§ Given exercise: Retype all material exactly. Pictures stay out of the copy.

§ Data records:
++++++
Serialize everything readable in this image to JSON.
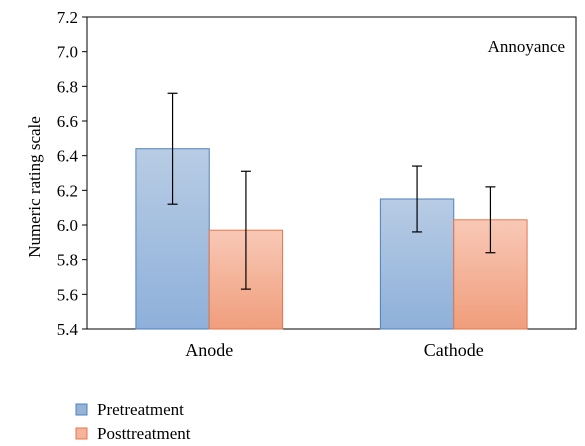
{
  "chart_data": {
    "type": "bar",
    "title": "",
    "annotation": "Annoyance",
    "xlabel": "",
    "ylabel": "Numeric rating scale",
    "ylim": [
      5.4,
      7.2
    ],
    "yticks": [
      "5.4",
      "5.6",
      "5.8",
      "6.0",
      "6.2",
      "6.4",
      "6.6",
      "6.8",
      "7.0",
      "7.2"
    ],
    "grid": false,
    "legend_position": "bottom-left",
    "categories": [
      "Anode",
      "Cathode"
    ],
    "series": [
      {
        "name": "Pretreatment",
        "values": [
          6.44,
          6.15
        ],
        "error_low": [
          6.12,
          5.96
        ],
        "error_high": [
          6.76,
          6.34
        ],
        "color": "#95b3d7",
        "stroke": "#4f81bd"
      },
      {
        "name": "Posttreatment",
        "values": [
          5.97,
          6.03
        ],
        "error_low": [
          5.63,
          5.84
        ],
        "error_high": [
          6.31,
          6.22
        ],
        "color": "#f5b39a",
        "stroke": "#e4774b"
      }
    ]
  }
}
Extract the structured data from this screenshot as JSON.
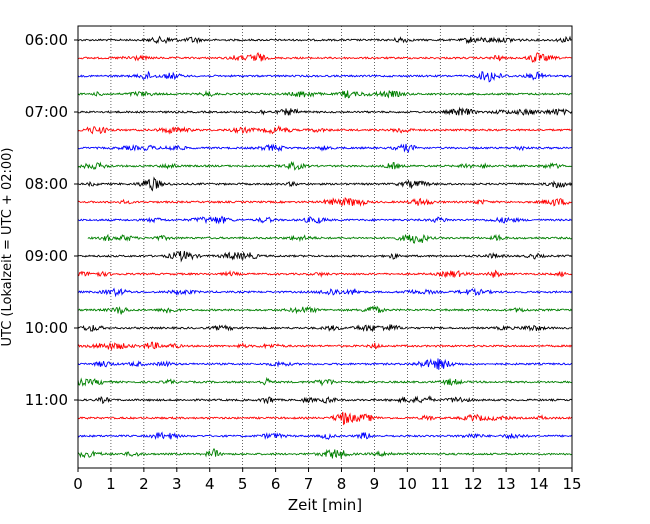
{
  "chart_data": {
    "type": "line",
    "title": "",
    "xlabel": "Zeit  [min]",
    "ylabel": "UTC (Lokalzeit = UTC + 02:00)",
    "xlim": [
      0,
      15
    ],
    "x_ticks": [
      "0",
      "1",
      "2",
      "3",
      "4",
      "5",
      "6",
      "7",
      "8",
      "9",
      "10",
      "11",
      "12",
      "13",
      "14",
      "15"
    ],
    "y_ticks": [
      "06:00",
      "07:00",
      "08:00",
      "09:00",
      "10:00",
      "11:00"
    ],
    "vertical_grid": true,
    "trace_interval_minutes": 15,
    "trace_colors": [
      "#000000",
      "#ff0000",
      "#0000ff",
      "#008000"
    ],
    "trace_start_times": [
      "06:00",
      "06:15",
      "06:30",
      "06:45",
      "07:00",
      "07:15",
      "07:30",
      "07:45",
      "08:00",
      "08:15",
      "08:30",
      "08:45",
      "09:00",
      "09:15",
      "09:30",
      "09:45",
      "10:00",
      "10:15",
      "10:30",
      "10:45",
      "11:00",
      "11:15",
      "11:30",
      "11:45"
    ],
    "trace_x_start": [
      0,
      0,
      0,
      0,
      0,
      0,
      0,
      0,
      0,
      0,
      0,
      0.3,
      0,
      0,
      0,
      0,
      0,
      0,
      0,
      0,
      0,
      0,
      0,
      0
    ]
  }
}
++++++
§ Task result:
Serialize everything readable in this image to JSON.
{
  "chart_data": {
    "type": "bar",
    "title": "",
    "annotation": "Annoyance",
    "xlabel": "",
    "ylabel": "Numeric rating scale",
    "ylim": [
      5.4,
      7.2
    ],
    "yticks": [
      "5.4",
      "5.6",
      "5.8",
      "6.0",
      "6.2",
      "6.4",
      "6.6",
      "6.8",
      "7.0",
      "7.2"
    ],
    "grid": false,
    "legend_position": "bottom-left",
    "categories": [
      "Anode",
      "Cathode"
    ],
    "series": [
      {
        "name": "Pretreatment",
        "values": [
          6.44,
          6.15
        ],
        "error_low": [
          6.12,
          5.96
        ],
        "error_high": [
          6.76,
          6.34
        ],
        "color": "#95b3d7",
        "stroke": "#4f81bd"
      },
      {
        "name": "Posttreatment",
        "values": [
          5.97,
          6.03
        ],
        "error_low": [
          5.63,
          5.84
        ],
        "error_high": [
          6.31,
          6.22
        ],
        "color": "#f5b39a",
        "stroke": "#e4774b"
      }
    ]
  }
}
Extract the structured data from this screenshot as JSON.
{
  "chart_data": {
    "type": "line",
    "title": "",
    "xlabel": "Zeit  [min]",
    "ylabel": "UTC (Lokalzeit = UTC + 02:00)",
    "xlim": [
      0,
      15
    ],
    "x_ticks": [
      "0",
      "1",
      "2",
      "3",
      "4",
      "5",
      "6",
      "7",
      "8",
      "9",
      "10",
      "11",
      "12",
      "13",
      "14",
      "15"
    ],
    "y_ticks": [
      "06:00",
      "07:00",
      "08:00",
      "09:00",
      "10:00",
      "11:00"
    ],
    "vertical_grid": true,
    "trace_interval_minutes": 15,
    "trace_colors": [
      "#000000",
      "#ff0000",
      "#0000ff",
      "#008000"
    ],
    "trace_start_times": [
      "06:00",
      "06:15",
      "06:30",
      "06:45",
      "07:00",
      "07:15",
      "07:30",
      "07:45",
      "08:00",
      "08:15",
      "08:30",
      "08:45",
      "09:00",
      "09:15",
      "09:30",
      "09:45",
      "10:00",
      "10:15",
      "10:30",
      "10:45",
      "11:00",
      "11:15",
      "11:30",
      "11:45"
    ],
    "trace_x_start": [
      0,
      0,
      0,
      0,
      0,
      0,
      0,
      0,
      0,
      0,
      0,
      0.3,
      0,
      0,
      0,
      0,
      0,
      0,
      0,
      0,
      0,
      0,
      0,
      0
    ]
  }
}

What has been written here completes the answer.